(FRAGMENTO DE LECTURA):

★ ★ ★ ★ ★

Aproximación «fisioantropológica» a la religión en los contextos sedentarios
Que a través de la postulación lógica y conceptual sobre espacios abstractos no susceptibles de contradicción, se crea la posibilidad de:
1) el juego sociohomeostático del yo social sedentario
2)la proyección dopaminérgico-semiótica individual
3) ser como dilema moral y gran periplo dopaminégrico personal de lo sedentario.
Esa sería una visión mecánica y estructural de la religión respecto los contextos sedentarios: un instrumento de estructurar, en realidad, la vida metabólica en tanto diferida respecto al plano proxémico inmediato, salvo eso de las víctimas alterizadas, claro está. Es decir, hemos de entender el coste humano que tiene la creación de vivencias dopaminégricas para la gran mayoría de sujetos socio-homeostáticos co-pertenecientes, o al menos a la hora de toda contemplación antropológica estructural.
Las religiones facultan, asimismo, otra dimensión intergrupal de tensión de violencia barruntada y su también temida escalada potencial: podría ser esta capacidad de vigorizar rivalidades entre grupos aquello precisamente que sutituye en el mundo contemporáneo el deporte mundial y televisada, si bien se comprende que en un mundo anterior a al siglo XIX (en el que se comenzó a consolidar el ámbito deportivo, tanto como actividad como también espectáculo) esta posibilidad de espacios miméticos alternativos al menos parcialmente comparables con la religión no era posible (el agrumento esgrimido: que la expansión y mejora de la tecnología de comunicación, tanto conceptual como estética, es lo que hizo posible dicha evolución).

★ ★ ★ ★ ★

(MATERIAL DE TRABAJO):
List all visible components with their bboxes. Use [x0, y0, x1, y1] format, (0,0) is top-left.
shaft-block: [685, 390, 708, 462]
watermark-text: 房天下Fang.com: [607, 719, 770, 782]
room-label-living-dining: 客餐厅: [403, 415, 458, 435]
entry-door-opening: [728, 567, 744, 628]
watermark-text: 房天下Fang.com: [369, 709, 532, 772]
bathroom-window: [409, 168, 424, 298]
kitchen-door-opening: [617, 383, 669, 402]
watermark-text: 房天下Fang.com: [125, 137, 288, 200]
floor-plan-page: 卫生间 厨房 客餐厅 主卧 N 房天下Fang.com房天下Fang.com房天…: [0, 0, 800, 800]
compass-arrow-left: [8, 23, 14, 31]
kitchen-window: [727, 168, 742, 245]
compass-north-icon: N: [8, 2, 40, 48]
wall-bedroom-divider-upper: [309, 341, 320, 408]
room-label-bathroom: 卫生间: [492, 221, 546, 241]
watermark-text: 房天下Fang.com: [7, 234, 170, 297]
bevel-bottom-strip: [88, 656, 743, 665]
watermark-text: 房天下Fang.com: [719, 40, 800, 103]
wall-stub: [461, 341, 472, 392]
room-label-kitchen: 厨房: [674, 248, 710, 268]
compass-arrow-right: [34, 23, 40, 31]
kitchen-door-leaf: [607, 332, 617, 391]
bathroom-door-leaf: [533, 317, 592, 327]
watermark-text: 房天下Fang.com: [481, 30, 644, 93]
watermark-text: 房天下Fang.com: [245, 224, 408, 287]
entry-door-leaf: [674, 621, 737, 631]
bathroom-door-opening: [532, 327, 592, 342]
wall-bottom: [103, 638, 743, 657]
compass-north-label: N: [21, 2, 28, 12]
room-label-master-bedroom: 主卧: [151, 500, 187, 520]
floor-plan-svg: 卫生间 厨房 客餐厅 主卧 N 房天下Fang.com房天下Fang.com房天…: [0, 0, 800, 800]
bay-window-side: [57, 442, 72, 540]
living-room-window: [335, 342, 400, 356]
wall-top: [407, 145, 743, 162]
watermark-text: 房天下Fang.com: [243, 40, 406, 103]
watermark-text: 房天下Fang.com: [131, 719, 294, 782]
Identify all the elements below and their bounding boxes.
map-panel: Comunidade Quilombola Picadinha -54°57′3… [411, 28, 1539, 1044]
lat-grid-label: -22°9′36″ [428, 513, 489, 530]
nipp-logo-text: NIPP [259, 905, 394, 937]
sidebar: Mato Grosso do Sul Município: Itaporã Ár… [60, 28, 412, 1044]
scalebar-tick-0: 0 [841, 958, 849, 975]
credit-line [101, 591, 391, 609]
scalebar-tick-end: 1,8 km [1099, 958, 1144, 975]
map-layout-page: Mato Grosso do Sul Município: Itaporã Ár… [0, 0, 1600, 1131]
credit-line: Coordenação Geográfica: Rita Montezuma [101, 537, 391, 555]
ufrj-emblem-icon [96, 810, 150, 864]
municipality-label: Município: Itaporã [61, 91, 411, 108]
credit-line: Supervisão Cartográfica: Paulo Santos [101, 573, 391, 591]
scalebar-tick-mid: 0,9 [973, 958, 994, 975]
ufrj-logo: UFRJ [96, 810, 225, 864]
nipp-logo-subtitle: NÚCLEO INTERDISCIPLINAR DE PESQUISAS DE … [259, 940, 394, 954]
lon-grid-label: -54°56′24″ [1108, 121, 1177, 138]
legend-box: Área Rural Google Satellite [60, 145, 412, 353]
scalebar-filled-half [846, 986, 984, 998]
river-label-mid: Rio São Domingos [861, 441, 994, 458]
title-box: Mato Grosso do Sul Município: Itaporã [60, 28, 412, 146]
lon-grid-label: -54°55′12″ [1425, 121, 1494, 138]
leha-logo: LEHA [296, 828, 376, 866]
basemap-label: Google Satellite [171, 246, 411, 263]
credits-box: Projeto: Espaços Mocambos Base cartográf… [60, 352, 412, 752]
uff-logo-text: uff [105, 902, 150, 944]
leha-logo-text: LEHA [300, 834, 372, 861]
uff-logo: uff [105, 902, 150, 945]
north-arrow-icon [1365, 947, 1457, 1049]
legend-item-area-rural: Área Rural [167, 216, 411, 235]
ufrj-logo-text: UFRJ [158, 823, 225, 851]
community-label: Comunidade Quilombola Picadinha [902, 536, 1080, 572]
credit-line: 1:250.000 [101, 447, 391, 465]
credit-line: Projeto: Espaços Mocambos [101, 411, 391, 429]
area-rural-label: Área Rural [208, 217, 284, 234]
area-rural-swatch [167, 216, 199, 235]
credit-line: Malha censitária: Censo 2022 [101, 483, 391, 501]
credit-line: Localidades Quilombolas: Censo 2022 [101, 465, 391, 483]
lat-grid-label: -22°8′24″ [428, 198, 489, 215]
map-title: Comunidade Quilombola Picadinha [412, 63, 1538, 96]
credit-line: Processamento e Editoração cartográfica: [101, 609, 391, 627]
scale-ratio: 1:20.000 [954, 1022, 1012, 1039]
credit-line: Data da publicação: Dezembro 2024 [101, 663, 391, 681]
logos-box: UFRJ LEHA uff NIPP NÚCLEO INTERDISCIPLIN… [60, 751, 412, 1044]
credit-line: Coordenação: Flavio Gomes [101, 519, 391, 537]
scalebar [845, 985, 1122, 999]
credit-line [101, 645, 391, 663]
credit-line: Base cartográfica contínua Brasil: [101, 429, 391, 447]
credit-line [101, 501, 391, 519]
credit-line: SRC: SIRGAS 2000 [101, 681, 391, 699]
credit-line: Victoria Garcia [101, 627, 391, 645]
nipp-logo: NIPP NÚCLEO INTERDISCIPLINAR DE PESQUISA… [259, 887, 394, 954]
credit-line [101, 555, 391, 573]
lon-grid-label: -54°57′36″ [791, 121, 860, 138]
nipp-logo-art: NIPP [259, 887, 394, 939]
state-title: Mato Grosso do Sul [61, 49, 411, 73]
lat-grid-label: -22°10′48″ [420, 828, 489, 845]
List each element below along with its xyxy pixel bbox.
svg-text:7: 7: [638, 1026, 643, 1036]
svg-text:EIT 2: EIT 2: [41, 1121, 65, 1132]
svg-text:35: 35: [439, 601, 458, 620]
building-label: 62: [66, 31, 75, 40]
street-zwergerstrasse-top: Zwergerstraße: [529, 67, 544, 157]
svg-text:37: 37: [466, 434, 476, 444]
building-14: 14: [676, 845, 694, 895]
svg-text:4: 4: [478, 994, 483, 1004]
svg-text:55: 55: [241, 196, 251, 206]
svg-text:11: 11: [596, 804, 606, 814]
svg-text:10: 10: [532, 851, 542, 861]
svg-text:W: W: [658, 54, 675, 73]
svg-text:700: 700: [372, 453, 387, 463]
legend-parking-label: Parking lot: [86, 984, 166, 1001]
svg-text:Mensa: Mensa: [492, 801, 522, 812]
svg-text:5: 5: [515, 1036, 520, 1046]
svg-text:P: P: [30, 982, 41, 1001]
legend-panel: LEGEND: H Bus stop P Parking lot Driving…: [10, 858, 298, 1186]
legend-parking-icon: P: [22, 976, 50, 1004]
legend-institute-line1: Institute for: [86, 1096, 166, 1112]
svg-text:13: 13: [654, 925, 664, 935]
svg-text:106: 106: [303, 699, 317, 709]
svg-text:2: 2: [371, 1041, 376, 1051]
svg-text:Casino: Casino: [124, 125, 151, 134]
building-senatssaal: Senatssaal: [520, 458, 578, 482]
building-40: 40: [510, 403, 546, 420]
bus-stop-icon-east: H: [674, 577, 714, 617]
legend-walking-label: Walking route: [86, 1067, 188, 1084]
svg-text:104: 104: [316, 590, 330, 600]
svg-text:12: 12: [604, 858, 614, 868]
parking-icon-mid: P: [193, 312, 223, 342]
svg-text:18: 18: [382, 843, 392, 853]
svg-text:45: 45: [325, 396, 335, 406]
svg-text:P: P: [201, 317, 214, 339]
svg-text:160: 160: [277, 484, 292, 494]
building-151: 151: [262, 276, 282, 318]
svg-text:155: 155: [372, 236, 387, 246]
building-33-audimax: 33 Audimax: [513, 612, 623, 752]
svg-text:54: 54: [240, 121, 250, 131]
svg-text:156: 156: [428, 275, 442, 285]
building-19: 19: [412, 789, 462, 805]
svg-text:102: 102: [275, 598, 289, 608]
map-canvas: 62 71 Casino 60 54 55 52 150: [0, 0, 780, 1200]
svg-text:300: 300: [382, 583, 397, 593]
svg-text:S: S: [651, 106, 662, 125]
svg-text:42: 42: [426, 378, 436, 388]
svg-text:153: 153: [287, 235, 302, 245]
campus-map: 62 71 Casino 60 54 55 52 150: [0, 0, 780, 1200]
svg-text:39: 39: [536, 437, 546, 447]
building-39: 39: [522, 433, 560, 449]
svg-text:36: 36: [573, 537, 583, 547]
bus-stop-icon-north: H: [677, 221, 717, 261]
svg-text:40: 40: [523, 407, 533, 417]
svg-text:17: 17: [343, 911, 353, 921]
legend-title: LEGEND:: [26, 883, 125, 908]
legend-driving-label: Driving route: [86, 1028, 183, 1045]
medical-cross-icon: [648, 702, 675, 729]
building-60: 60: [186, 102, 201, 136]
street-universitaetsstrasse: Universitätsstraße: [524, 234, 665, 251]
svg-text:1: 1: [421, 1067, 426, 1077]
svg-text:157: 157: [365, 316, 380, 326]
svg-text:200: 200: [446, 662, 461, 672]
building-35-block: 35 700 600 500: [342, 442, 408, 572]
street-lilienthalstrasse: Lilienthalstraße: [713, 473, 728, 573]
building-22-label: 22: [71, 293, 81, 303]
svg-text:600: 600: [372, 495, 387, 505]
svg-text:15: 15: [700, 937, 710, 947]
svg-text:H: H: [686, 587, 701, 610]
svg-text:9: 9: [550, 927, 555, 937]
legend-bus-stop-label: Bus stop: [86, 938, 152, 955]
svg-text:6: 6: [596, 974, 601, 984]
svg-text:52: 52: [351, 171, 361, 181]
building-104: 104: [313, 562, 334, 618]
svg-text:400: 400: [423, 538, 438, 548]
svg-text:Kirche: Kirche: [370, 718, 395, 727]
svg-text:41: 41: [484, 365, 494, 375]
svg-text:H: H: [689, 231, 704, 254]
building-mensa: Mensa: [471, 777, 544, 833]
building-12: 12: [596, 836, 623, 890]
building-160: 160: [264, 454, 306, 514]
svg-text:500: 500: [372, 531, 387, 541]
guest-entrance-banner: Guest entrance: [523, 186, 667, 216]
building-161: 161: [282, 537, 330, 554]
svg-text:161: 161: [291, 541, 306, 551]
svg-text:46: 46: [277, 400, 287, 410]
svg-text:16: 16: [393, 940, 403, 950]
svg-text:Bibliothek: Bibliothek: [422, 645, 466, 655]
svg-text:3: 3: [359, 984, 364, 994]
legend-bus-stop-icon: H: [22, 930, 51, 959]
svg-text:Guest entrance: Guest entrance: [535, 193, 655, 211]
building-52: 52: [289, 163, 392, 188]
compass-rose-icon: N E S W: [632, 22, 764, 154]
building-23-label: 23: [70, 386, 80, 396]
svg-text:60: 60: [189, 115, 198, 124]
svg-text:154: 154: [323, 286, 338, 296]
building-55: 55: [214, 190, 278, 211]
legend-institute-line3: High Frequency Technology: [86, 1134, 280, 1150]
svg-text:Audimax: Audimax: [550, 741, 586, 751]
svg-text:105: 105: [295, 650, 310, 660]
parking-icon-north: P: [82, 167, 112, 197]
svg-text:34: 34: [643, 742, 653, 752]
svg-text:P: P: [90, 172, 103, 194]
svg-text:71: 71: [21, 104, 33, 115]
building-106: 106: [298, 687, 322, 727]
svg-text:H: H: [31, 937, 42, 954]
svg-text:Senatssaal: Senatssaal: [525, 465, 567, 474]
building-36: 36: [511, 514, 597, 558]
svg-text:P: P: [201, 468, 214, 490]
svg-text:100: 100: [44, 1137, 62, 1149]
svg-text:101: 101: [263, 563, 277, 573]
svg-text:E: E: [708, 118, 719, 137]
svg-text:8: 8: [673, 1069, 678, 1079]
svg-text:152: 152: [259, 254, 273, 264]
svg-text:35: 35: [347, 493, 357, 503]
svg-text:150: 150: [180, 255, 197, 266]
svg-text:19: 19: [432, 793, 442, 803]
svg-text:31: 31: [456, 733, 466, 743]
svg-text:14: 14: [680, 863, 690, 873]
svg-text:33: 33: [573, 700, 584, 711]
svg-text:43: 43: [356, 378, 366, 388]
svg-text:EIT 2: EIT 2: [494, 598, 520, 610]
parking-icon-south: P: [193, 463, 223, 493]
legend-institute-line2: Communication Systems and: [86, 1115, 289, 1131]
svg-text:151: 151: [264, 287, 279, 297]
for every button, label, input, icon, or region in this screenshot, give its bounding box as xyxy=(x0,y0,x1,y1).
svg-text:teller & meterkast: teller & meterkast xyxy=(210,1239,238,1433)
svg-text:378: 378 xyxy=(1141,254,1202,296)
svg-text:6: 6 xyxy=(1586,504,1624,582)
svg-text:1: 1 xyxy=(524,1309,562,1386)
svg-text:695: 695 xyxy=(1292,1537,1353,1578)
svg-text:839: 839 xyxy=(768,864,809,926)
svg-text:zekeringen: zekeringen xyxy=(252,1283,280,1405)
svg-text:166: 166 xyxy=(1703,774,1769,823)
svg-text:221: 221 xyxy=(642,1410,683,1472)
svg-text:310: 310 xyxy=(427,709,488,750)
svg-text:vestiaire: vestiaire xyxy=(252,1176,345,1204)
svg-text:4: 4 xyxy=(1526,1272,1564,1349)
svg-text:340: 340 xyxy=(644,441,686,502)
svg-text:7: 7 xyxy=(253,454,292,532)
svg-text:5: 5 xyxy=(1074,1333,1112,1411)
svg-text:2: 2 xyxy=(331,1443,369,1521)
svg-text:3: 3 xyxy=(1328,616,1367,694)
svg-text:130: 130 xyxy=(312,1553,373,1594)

★ ★ ★ ★ ★

(TAREAS):
[1] Presenta como tabla Markdown las filas que van desde la primera hasta la que contiene "watermark-text: 房天下Fang.com: [719, 40, 800, 103]", ambas incluidas, sin las que estén en blanco. Usa las columnas «Número» y «Contenido».
[2] Continúa el fragmento sobre la religión en los contextos sedentarios a partir de su última oración.
El fragmento y las filas no tienen relación entre sí.

(RESULTADOS POR TAREA):
[1]
| Número | Contenido |
|---|---|
| 1 | List all visible components with their bboxes. Use [x0, y0, x1, y1] format, (0,0) is top-left. |
| 2 | shaft-block: [685, 390, 708, 462] |
| 3 | watermark-text: 房天下Fang.com: [607, 719, 770, 782] |
| 4 | room-label-living-dining: 客餐厅: [403, 415, 458, 435] |
| 5 | entry-door-opening: [728, 567, 744, 628] |
| 6 | watermark-text: 房天下Fang.com: [369, 709, 532, 772] |
| 7 | bathroom-window: [409, 168, 424, 298] |
| 8 | kitchen-door-opening: [617, 383, 669, 402] |
| 9 | watermark-text: 房天下Fang.com: [125, 137, 288, 200] |
| 10 | floor-plan-page: 卫生间 厨房 客餐厅 主卧 N 房天下Fang.com房天下Fang.com房天…: [0, 0, 800, 800] |
| 11 | compass-arrow-left: [8, 23, 14, 31] |
| 12 | kitchen-window: [727, 168, 742, 245] |
| 13 | compass-north-icon: N: [8, 2, 40, 48] |
| 14 | wall-bedroom-divider-upper: [309, 341, 320, 408] |
| 15 | room-label-bathroom: 卫生间: [492, 221, 546, 241] |
| 16 | watermark-text: 房天下Fang.com: [7, 234, 170, 297] |
| 17 | bevel-bottom-strip: [88, 656, 743, 665] |
| 18 | watermark-text: 房天下Fang.com: [719, 40, 800, 103] |

[2]
Originalmente estructurada sobre espacios abstractos no susceptibles de contradicción, la religión puede concebirse como un dispositivo de vivificación metabólica que, precisamente, hace compatibles distintas formas de vivificación metabólica y de violencia física con la planiciedad sendentaria, convirtiéndolas ellas mismas en fuerza de sostentemineto sedentario. Pues en nombre precisamente de lo sagarado, cabe la violencia más atroz, tanto en términos de ejecuciones públicas como respecto de otros procesos de externalización de la agresión (respeto, por ejemplo, a otros grupos religiosos como atesta, por ejemplo, la historia del antisemitismo en Europa).
En religiones fuertemente identitarias (las cívicas o nacionales) encontramos institucionalizados ritos de expulsión que consolidan, por medio de la alterización desidentificación de algún miembro (humano u animal), un consenso social recobrado justamente gracias al uso de la violencia colectiva.
Franciso Diez de Velasco La historia de las religiones: métodos y perspectivas (2005)
La unanimidad violenta de René Girard1 (parecido también al término de Norberto Elias congruencia colectiva2) puede concebirse como una forma de estadarización o normativización fáctica, esto es, lo mismo que permite el funcionamiento sociorracional a partir de la vacuidad neurológica, y dado que todo sentido humano posible procede originalmente de una fuente en todo caso propiciatoria. De manera que, más que los actos colectivos de violencia en masa, importa más concebir la percepción en masa respecto un mismo evento contemplado o vivido cuya impronta homeostática cae dentro de un rango de posibilidades de interpretación bastante similares, sin bien no exactemente idénticas para todo individuo.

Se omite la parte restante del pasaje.